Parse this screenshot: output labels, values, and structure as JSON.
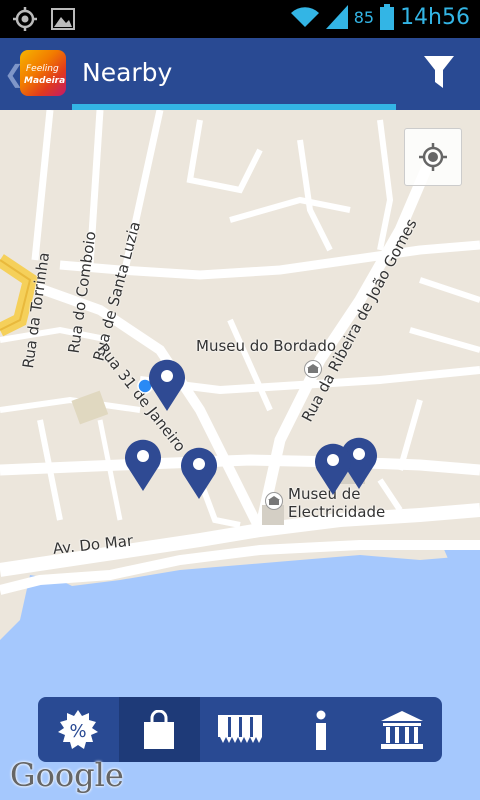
{
  "status_bar": {
    "battery": "85",
    "time": "14h56",
    "icons": [
      "gps-icon",
      "image-icon",
      "wifi-icon",
      "signal-icon",
      "battery-icon"
    ]
  },
  "action_bar": {
    "title": "Nearby",
    "logo_line1": "Feeling",
    "logo_line2": "Madeira",
    "actions": [
      "back-chevron-icon",
      "filter-icon"
    ]
  },
  "map": {
    "streets": [
      "Rua da Torrinha",
      "Rua do Comboio",
      "Rua de Santa Luzia",
      "Rua da Ribeira de João Gomes",
      "Rua 31 de Janeiro",
      "Av. Do Mar"
    ],
    "points_of_interest": [
      "Museu do Bordado",
      "Museu de Electricidade"
    ],
    "attribution": "Google",
    "colors": {
      "land": "#ece6dc",
      "road": "#ffffff",
      "water": "#a5c8fd",
      "major_road": "#f5d05a",
      "marker": "#2f4a93"
    }
  },
  "bottom_nav": {
    "tabs": [
      {
        "name": "discounts",
        "icon": "percent-icon",
        "active": false
      },
      {
        "name": "shopping",
        "icon": "shopping-bag-icon",
        "active": true
      },
      {
        "name": "events",
        "icon": "ticket-icon",
        "active": false
      },
      {
        "name": "info",
        "icon": "info-icon",
        "active": false
      },
      {
        "name": "museums",
        "icon": "museum-icon",
        "active": false
      }
    ]
  }
}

- - -

Exercise task
Retype the data above exactly; pictures are not part of the copy.

The completed task
Parse this screenshot: output labels, values, and structure as JSON.
{
  "status_bar": {
    "battery": "85",
    "time": "14h56",
    "icons": [
      "gps-icon",
      "image-icon",
      "wifi-icon",
      "signal-icon",
      "battery-icon"
    ]
  },
  "action_bar": {
    "title": "Nearby",
    "logo_line1": "Feeling",
    "logo_line2": "Madeira",
    "actions": [
      "back-chevron-icon",
      "filter-icon"
    ]
  },
  "map": {
    "streets": [
      "Rua da Torrinha",
      "Rua do Comboio",
      "Rua de Santa Luzia",
      "Rua da Ribeira de João Gomes",
      "Rua 31 de Janeiro",
      "Av. Do Mar"
    ],
    "points_of_interest": [
      "Museu do Bordado",
      "Museu de Electricidade"
    ],
    "attribution": "Google",
    "colors": {
      "land": "#ece6dc",
      "road": "#ffffff",
      "water": "#a5c8fd",
      "major_road": "#f5d05a",
      "marker": "#2f4a93"
    }
  },
  "bottom_nav": {
    "tabs": [
      {
        "name": "discounts",
        "icon": "percent-icon",
        "active": false
      },
      {
        "name": "shopping",
        "icon": "shopping-bag-icon",
        "active": true
      },
      {
        "name": "events",
        "icon": "ticket-icon",
        "active": false
      },
      {
        "name": "info",
        "icon": "info-icon",
        "active": false
      },
      {
        "name": "museums",
        "icon": "museum-icon",
        "active": false
      }
    ]
  }
}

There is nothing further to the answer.